Entries supplied:
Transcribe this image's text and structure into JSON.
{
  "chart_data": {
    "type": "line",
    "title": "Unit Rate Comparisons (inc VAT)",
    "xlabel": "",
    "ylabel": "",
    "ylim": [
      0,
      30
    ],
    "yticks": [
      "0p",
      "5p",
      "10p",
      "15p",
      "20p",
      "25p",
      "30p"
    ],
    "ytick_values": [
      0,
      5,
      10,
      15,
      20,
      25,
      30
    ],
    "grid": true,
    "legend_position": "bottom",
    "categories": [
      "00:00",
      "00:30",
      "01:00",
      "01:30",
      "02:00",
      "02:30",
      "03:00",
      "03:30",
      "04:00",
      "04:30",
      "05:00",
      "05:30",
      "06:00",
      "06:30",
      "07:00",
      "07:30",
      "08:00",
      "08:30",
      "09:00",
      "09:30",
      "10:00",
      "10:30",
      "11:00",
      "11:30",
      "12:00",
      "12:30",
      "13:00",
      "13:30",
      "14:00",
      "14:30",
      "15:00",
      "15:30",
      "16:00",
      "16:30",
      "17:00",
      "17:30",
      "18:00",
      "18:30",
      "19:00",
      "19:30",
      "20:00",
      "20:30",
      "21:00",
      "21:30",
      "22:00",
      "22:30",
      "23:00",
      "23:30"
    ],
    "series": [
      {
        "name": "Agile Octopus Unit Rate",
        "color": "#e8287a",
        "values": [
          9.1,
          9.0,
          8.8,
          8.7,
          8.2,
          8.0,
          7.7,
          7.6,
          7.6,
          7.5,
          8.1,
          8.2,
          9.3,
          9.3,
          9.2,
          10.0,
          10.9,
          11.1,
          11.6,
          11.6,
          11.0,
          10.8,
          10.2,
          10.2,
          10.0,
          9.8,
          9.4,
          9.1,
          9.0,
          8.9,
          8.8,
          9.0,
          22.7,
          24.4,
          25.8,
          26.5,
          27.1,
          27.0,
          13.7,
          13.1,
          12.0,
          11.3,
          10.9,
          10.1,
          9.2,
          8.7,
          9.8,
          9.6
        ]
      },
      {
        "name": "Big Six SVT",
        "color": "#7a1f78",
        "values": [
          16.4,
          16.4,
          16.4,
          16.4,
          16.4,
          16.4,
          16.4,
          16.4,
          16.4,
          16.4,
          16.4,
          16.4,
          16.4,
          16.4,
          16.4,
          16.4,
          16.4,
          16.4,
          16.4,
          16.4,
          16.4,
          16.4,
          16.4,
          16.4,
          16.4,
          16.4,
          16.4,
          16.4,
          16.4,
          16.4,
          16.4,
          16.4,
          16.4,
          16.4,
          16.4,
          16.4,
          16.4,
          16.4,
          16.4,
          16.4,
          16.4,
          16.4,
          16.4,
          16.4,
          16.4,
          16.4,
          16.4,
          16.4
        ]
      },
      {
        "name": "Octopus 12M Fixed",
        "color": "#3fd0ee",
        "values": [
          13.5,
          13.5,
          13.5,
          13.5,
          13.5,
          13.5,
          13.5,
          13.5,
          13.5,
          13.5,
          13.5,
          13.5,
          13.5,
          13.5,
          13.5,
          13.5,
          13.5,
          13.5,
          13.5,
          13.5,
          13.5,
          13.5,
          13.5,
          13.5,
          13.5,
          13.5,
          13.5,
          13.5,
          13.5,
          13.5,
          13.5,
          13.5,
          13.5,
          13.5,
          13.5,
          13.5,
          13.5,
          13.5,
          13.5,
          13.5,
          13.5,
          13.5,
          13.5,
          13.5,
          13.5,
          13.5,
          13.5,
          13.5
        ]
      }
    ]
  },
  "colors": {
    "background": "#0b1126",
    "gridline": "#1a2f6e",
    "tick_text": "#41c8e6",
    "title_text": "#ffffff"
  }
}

Your objective:
Scan the entries above. Copy each line that has the string "Rate".

The result:
    "title": "Unit Rate Comparisons (inc VAT)",
        "name": "Agile Octopus Unit Rate",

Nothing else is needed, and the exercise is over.